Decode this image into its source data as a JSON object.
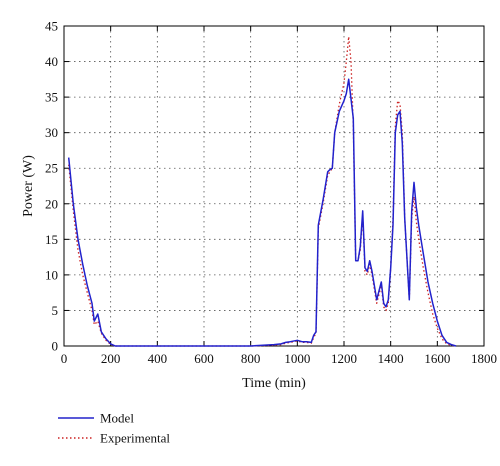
{
  "chart_data": {
    "type": "line",
    "title": "",
    "xlabel": "Time (min)",
    "ylabel": "Power (W)",
    "xlim": [
      0,
      1800
    ],
    "ylim": [
      0,
      45
    ],
    "x_ticks": [
      0,
      200,
      400,
      600,
      800,
      1000,
      1200,
      1400,
      1600,
      1800
    ],
    "y_ticks": [
      0,
      5,
      10,
      15,
      20,
      25,
      30,
      35,
      40,
      45
    ],
    "grid": true,
    "legend_position": "bottom-left",
    "series": [
      {
        "name": "Model",
        "color": "#2222cc",
        "style": "solid",
        "x": [
          20,
          40,
          60,
          80,
          100,
          120,
          130,
          145,
          160,
          180,
          200,
          220,
          300,
          400,
          500,
          600,
          700,
          800,
          900,
          930,
          950,
          970,
          1000,
          1020,
          1040,
          1060,
          1070,
          1080,
          1090,
          1110,
          1130,
          1140,
          1150,
          1160,
          1180,
          1200,
          1210,
          1220,
          1240,
          1250,
          1260,
          1270,
          1280,
          1290,
          1300,
          1310,
          1320,
          1340,
          1360,
          1370,
          1380,
          1390,
          1400,
          1410,
          1420,
          1430,
          1440,
          1450,
          1460,
          1480,
          1490,
          1500,
          1510,
          1520,
          1540,
          1560,
          1580,
          1600,
          1620,
          1640,
          1660,
          1680
        ],
        "y": [
          26.5,
          20,
          15,
          11.5,
          8.5,
          6,
          3.5,
          4.5,
          2,
          1,
          0.3,
          0,
          0,
          0,
          0,
          0,
          0,
          0,
          0.2,
          0.3,
          0.5,
          0.6,
          0.8,
          0.6,
          0.6,
          0.5,
          1.5,
          2,
          17,
          20.5,
          24.5,
          24.8,
          25,
          30,
          33,
          34.5,
          35.5,
          37.5,
          32,
          12,
          12,
          14,
          19,
          11,
          10.5,
          12,
          10.5,
          6.5,
          9,
          6,
          5.5,
          6.5,
          11,
          17,
          30,
          32.5,
          33,
          28.5,
          18,
          6.5,
          19,
          23,
          19.5,
          17,
          13,
          9,
          6,
          3.5,
          1.5,
          0.5,
          0.2,
          0
        ]
      },
      {
        "name": "Experimental",
        "color": "#cc2222",
        "style": "dotted",
        "x": [
          20,
          40,
          60,
          80,
          100,
          120,
          130,
          145,
          160,
          180,
          200,
          220,
          300,
          400,
          500,
          600,
          700,
          800,
          900,
          930,
          950,
          970,
          1000,
          1020,
          1040,
          1060,
          1070,
          1080,
          1090,
          1110,
          1130,
          1140,
          1150,
          1160,
          1180,
          1200,
          1210,
          1220,
          1230,
          1240,
          1250,
          1260,
          1270,
          1280,
          1290,
          1300,
          1310,
          1320,
          1340,
          1360,
          1370,
          1380,
          1390,
          1400,
          1410,
          1420,
          1430,
          1440,
          1450,
          1460,
          1480,
          1490,
          1500,
          1510,
          1520,
          1540,
          1560,
          1580,
          1600,
          1620,
          1640,
          1660,
          1680
        ],
        "y": [
          25.5,
          19,
          13.5,
          10,
          7.5,
          5,
          3,
          3.5,
          1.8,
          0.8,
          0.2,
          0,
          0,
          0,
          0,
          0,
          0,
          0,
          0.1,
          0.2,
          0.4,
          0.5,
          0.7,
          0.5,
          0.5,
          0.4,
          1.2,
          1.8,
          16.5,
          20,
          24,
          24.5,
          25,
          30,
          34,
          37,
          40,
          43.5,
          40,
          31,
          12,
          12,
          13.5,
          18.5,
          10.5,
          10,
          11.5,
          10,
          6,
          8.5,
          5.5,
          5,
          6,
          11,
          18,
          31,
          34.5,
          34,
          30,
          18,
          6.5,
          18,
          21,
          17.5,
          15,
          11,
          7.5,
          4.5,
          2.5,
          1,
          0.3,
          0.1,
          0
        ]
      }
    ]
  }
}
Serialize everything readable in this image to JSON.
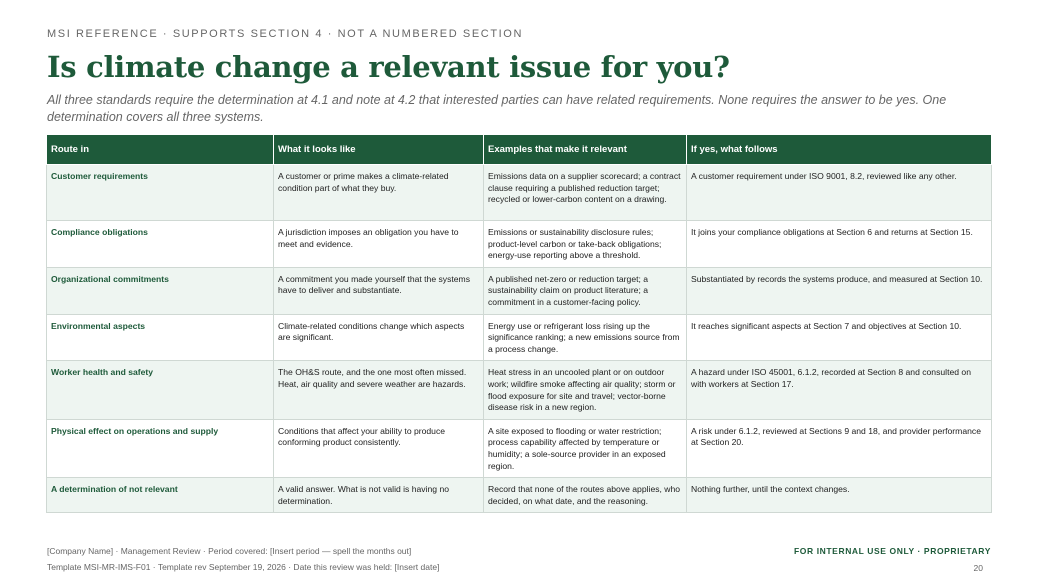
{
  "eyebrow": "MSI REFERENCE  ·  SUPPORTS SECTION 4  ·  NOT A NUMBERED SECTION",
  "title": "Is climate change a relevant issue for you?",
  "subtitle": "All three standards require the determination at 4.1 and note at 4.2 that interested parties can have related requirements. None requires the answer to be yes. One determination covers all three systems.",
  "table": {
    "headers": [
      "Route in",
      "What it looks like",
      "Examples that make it relevant",
      "If yes, what follows"
    ],
    "rows": [
      {
        "route": "Customer requirements",
        "looks": "A customer or prime makes a climate-related condition part of what they buy.",
        "examples": "Emissions data on a supplier scorecard; a contract clause requiring a published reduction target; recycled or lower-carbon content on a drawing.",
        "follows": "A customer requirement under ISO 9001, 8.2, reviewed like any other."
      },
      {
        "route": "Compliance obligations",
        "looks": "A jurisdiction imposes an obligation you have to meet and evidence.",
        "examples": "Emissions or sustainability disclosure rules; product-level carbon or take-back obligations; energy-use reporting above a threshold.",
        "follows": "It joins your compliance obligations at Section 6 and returns at Section 15."
      },
      {
        "route": "Organizational commitments",
        "looks": "A commitment you made yourself that the systems have to deliver and substantiate.",
        "examples": "A published net-zero or reduction target; a sustainability claim on product literature; a commitment in a customer-facing policy.",
        "follows": "Substantiated by records the systems produce, and measured at Section 10."
      },
      {
        "route": "Environmental aspects",
        "looks": "Climate-related conditions change which aspects are significant.",
        "examples": "Energy use or refrigerant loss rising up the significance ranking; a new emissions source from a process change.",
        "follows": "It reaches significant aspects at Section 7 and objectives at Section 10."
      },
      {
        "route": "Worker health and safety",
        "looks": "The OH&S route, and the one most often missed. Heat, air quality and severe weather are hazards.",
        "examples": "Heat stress in an uncooled plant or on outdoor work; wildfire smoke affecting air quality; storm or flood exposure for site and travel; vector-borne disease risk in a new region.",
        "follows": "A hazard under ISO 45001, 6.1.2, recorded at Section 8 and consulted on with workers at Section 17."
      },
      {
        "route": "Physical effect on operations and supply",
        "looks": "Conditions that affect your ability to produce conforming product consistently.",
        "examples": "A site exposed to flooding or water restriction; process capability affected by temperature or humidity; a sole-source provider in an exposed region.",
        "follows": "A risk under 6.1.2, reviewed at Sections 9 and 18, and provider performance at Section 20."
      },
      {
        "route": "A determination of not relevant",
        "looks": "A valid answer. What is not valid is having no determination.",
        "examples": "Record that none of the routes above applies, who decided, on what date, and the reasoning.",
        "follows": "Nothing further, until the context changes."
      }
    ]
  },
  "footer": {
    "line1": "[Company Name]  ·  Management Review  ·  Period covered: [Insert period — spell the months out]",
    "line2": "Template MSI-MR-IMS-F01  ·  Template rev September 19, 2026  ·  Date this review was held: [Insert date]",
    "classification": "FOR INTERNAL USE ONLY  ·  PROPRIETARY",
    "page": "20"
  },
  "colors": {
    "accent": "#1e5a3a",
    "row_tint": "#eef5f1",
    "muted": "#666666"
  }
}
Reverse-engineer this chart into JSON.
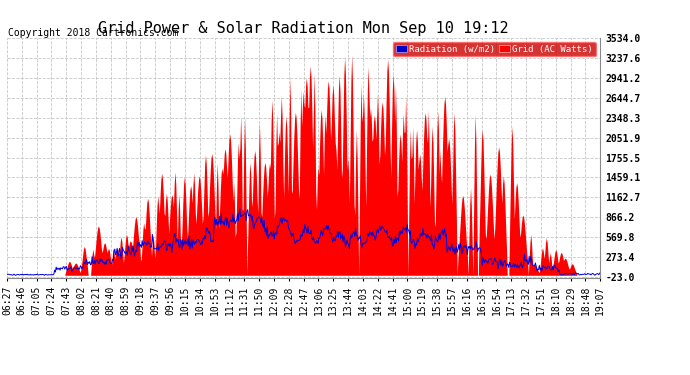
{
  "title": "Grid Power & Solar Radiation Mon Sep 10 19:12",
  "copyright": "Copyright 2018 Cartronics.com",
  "legend_labels": [
    "Radiation (w/m2)",
    "Grid (AC Watts)"
  ],
  "background_color": "#ffffff",
  "plot_bg_color": "#ffffff",
  "grid_color": "#c0c0c0",
  "yticks": [
    3534.0,
    3237.6,
    2941.2,
    2644.7,
    2348.3,
    2051.9,
    1755.5,
    1459.1,
    1162.7,
    866.2,
    569.8,
    273.4,
    -23.0
  ],
  "ymin": -23.0,
  "ymax": 3534.0,
  "radiation_color": "#0000dd",
  "grid_power_color": "#ff0000",
  "title_fontsize": 11,
  "tick_fontsize": 7,
  "copyright_fontsize": 7,
  "xtick_labels": [
    "06:27",
    "06:46",
    "07:05",
    "07:24",
    "07:43",
    "08:02",
    "08:21",
    "08:40",
    "08:59",
    "09:18",
    "09:37",
    "09:56",
    "10:15",
    "10:34",
    "10:53",
    "11:12",
    "11:31",
    "11:50",
    "12:09",
    "12:28",
    "12:47",
    "13:06",
    "13:25",
    "13:44",
    "14:03",
    "14:22",
    "14:41",
    "15:00",
    "15:19",
    "15:38",
    "15:57",
    "16:16",
    "16:35",
    "16:54",
    "17:13",
    "17:32",
    "17:51",
    "18:10",
    "18:29",
    "18:48",
    "19:07"
  ]
}
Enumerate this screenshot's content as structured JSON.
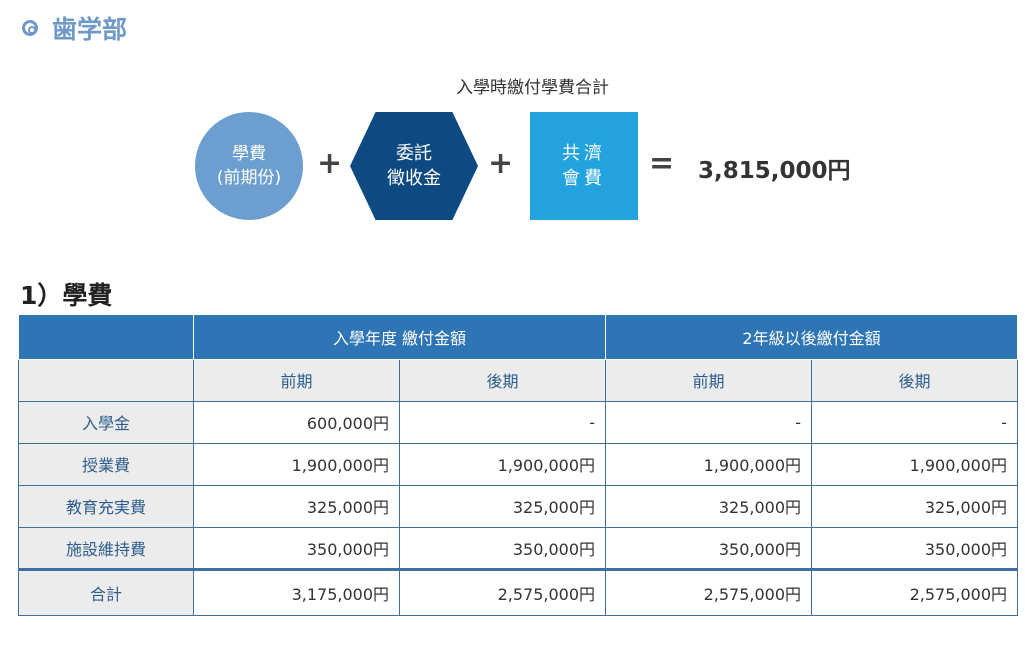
{
  "department": {
    "title": "歯学部"
  },
  "formula": {
    "title": "入學時繳付學費合計",
    "circle": {
      "line1": "學費",
      "line2": "(前期份)"
    },
    "hexagon": {
      "line1": "委託",
      "line2": "徵收金"
    },
    "square": {
      "line1": "共濟",
      "line2": "會費"
    },
    "plus": "+",
    "equals": "=",
    "total": "3,815,000円",
    "colors": {
      "circle": "#6c9fcf",
      "hexagon": "#0d4a82",
      "square": "#22a3df"
    }
  },
  "section": {
    "title": "1）學費"
  },
  "table": {
    "group_headers": [
      "入學年度 繳付金額",
      "2年級以後繳付金額"
    ],
    "sub_headers": [
      "前期",
      "後期",
      "前期",
      "後期"
    ],
    "rows": [
      {
        "label": "入學金",
        "values": [
          "600,000円",
          "-",
          "-",
          "-"
        ]
      },
      {
        "label": "授業費",
        "values": [
          "1,900,000円",
          "1,900,000円",
          "1,900,000円",
          "1,900,000円"
        ]
      },
      {
        "label": "教育充実費",
        "values": [
          "325,000円",
          "325,000円",
          "325,000円",
          "325,000円"
        ]
      },
      {
        "label": "施設維持費",
        "values": [
          "350,000円",
          "350,000円",
          "350,000円",
          "350,000円"
        ]
      }
    ],
    "total_row": {
      "label": "合計",
      "values": [
        "3,175,000円",
        "2,575,000円",
        "2,575,000円",
        "2,575,000円"
      ]
    }
  }
}
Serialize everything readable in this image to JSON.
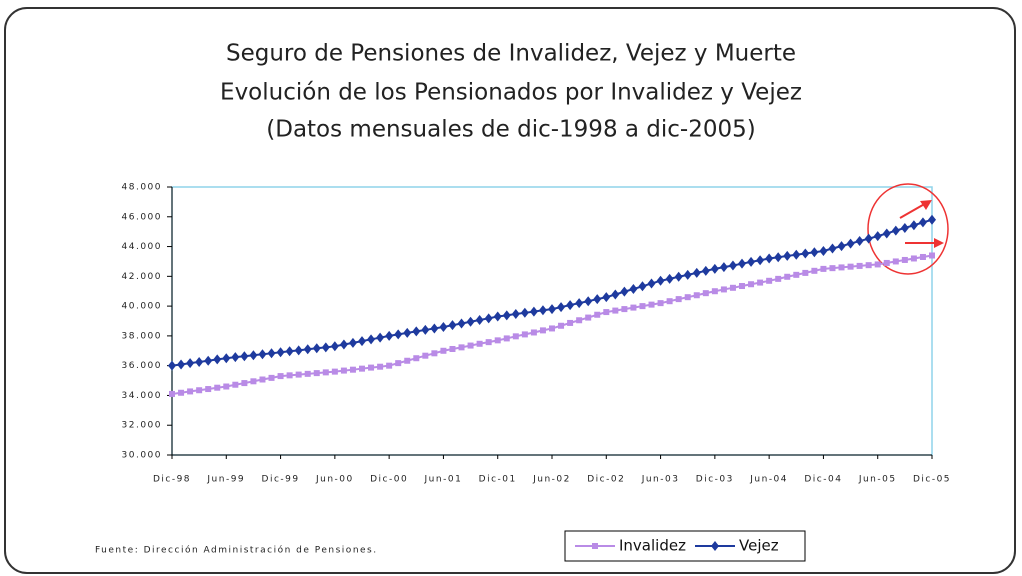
{
  "chart_data": {
    "type": "line",
    "title": "Seguro de Pensiones de Invalidez, Vejez y Muerte",
    "subtitle": "Evolución de los Pensionados por Invalidez y Vejez",
    "note": "(Datos mensuales de dic-1998 a dic-2005)",
    "source": "Fuente: Dirección Administración de Pensiones.",
    "categories": [
      "Dic-98",
      null,
      null,
      null,
      null,
      null,
      "Jun-99",
      null,
      null,
      null,
      null,
      null,
      "Dic-99",
      null,
      null,
      null,
      null,
      null,
      "Jun-00",
      null,
      null,
      null,
      null,
      null,
      "Dic-00",
      null,
      null,
      null,
      null,
      null,
      "Jun-01",
      null,
      null,
      null,
      null,
      null,
      "Dic-01",
      null,
      null,
      null,
      null,
      null,
      "Jun-02",
      null,
      null,
      null,
      null,
      null,
      "Dic-02",
      null,
      null,
      null,
      null,
      null,
      "Jun-03",
      null,
      null,
      null,
      null,
      null,
      "Dic-03",
      null,
      null,
      null,
      null,
      null,
      "Jun-04",
      null,
      null,
      null,
      null,
      null,
      "Dic-04",
      null,
      null,
      null,
      null,
      null,
      "Jun-05",
      null,
      null,
      null,
      null,
      null,
      "Dic-05"
    ],
    "series": [
      {
        "name": "Invalidez",
        "color": "#b98be6",
        "marker": "square",
        "values": [
          34100,
          34180,
          34270,
          34350,
          34430,
          34520,
          34600,
          34720,
          34830,
          34950,
          35070,
          35180,
          35300,
          35350,
          35400,
          35450,
          35500,
          35550,
          35600,
          35670,
          35730,
          35800,
          35870,
          35930,
          36000,
          36170,
          36330,
          36500,
          36670,
          36830,
          37000,
          37120,
          37230,
          37350,
          37470,
          37580,
          37700,
          37830,
          37970,
          38100,
          38230,
          38370,
          38500,
          38680,
          38870,
          39050,
          39230,
          39420,
          39600,
          39700,
          39800,
          39900,
          40000,
          40100,
          40200,
          40330,
          40470,
          40600,
          40730,
          40870,
          41000,
          41120,
          41230,
          41350,
          41470,
          41580,
          41700,
          41830,
          41970,
          42100,
          42230,
          42370,
          42500,
          42550,
          42600,
          42650,
          42700,
          42750,
          42800,
          42900,
          43000,
          43100,
          43200,
          43300,
          43400
        ]
      },
      {
        "name": "Vejez",
        "color": "#1e3a9e",
        "marker": "diamond",
        "values": [
          36000,
          36080,
          36170,
          36250,
          36330,
          36420,
          36500,
          36570,
          36630,
          36700,
          36770,
          36830,
          36900,
          36970,
          37030,
          37100,
          37170,
          37230,
          37300,
          37420,
          37530,
          37650,
          37770,
          37880,
          38000,
          38100,
          38200,
          38300,
          38400,
          38500,
          38600,
          38720,
          38830,
          38950,
          39070,
          39180,
          39300,
          39380,
          39470,
          39550,
          39630,
          39720,
          39800,
          39930,
          40070,
          40200,
          40330,
          40470,
          40600,
          40780,
          40970,
          41150,
          41330,
          41520,
          41700,
          41830,
          41970,
          42100,
          42230,
          42370,
          42500,
          42620,
          42730,
          42850,
          42970,
          43080,
          43200,
          43280,
          43370,
          43450,
          43530,
          43620,
          43700,
          43870,
          44030,
          44200,
          44370,
          44530,
          44700,
          44880,
          45070,
          45250,
          45430,
          45620,
          45800
        ]
      }
    ],
    "ylim": [
      30000,
      48000
    ],
    "yticks": [
      {
        "value": 30000,
        "label": "30.000"
      },
      {
        "value": 32000,
        "label": "32.000"
      },
      {
        "value": 34000,
        "label": "34.000"
      },
      {
        "value": 36000,
        "label": "36.000"
      },
      {
        "value": 38000,
        "label": "38.000"
      },
      {
        "value": 40000,
        "label": "40.000"
      },
      {
        "value": 42000,
        "label": "42.000"
      },
      {
        "value": 44000,
        "label": "44.000"
      },
      {
        "value": 46000,
        "label": "46.000"
      },
      {
        "value": 48000,
        "label": "48.000"
      }
    ],
    "grid": false,
    "legend": "bottom"
  }
}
===============
WORK TO BE COMPLETED: Go through the material and select each line with the string "into" in it.

PROBLEM SOLUTION:
Decode this image into its source data as a JSON object.
Reverse-engineer this chart into JSON.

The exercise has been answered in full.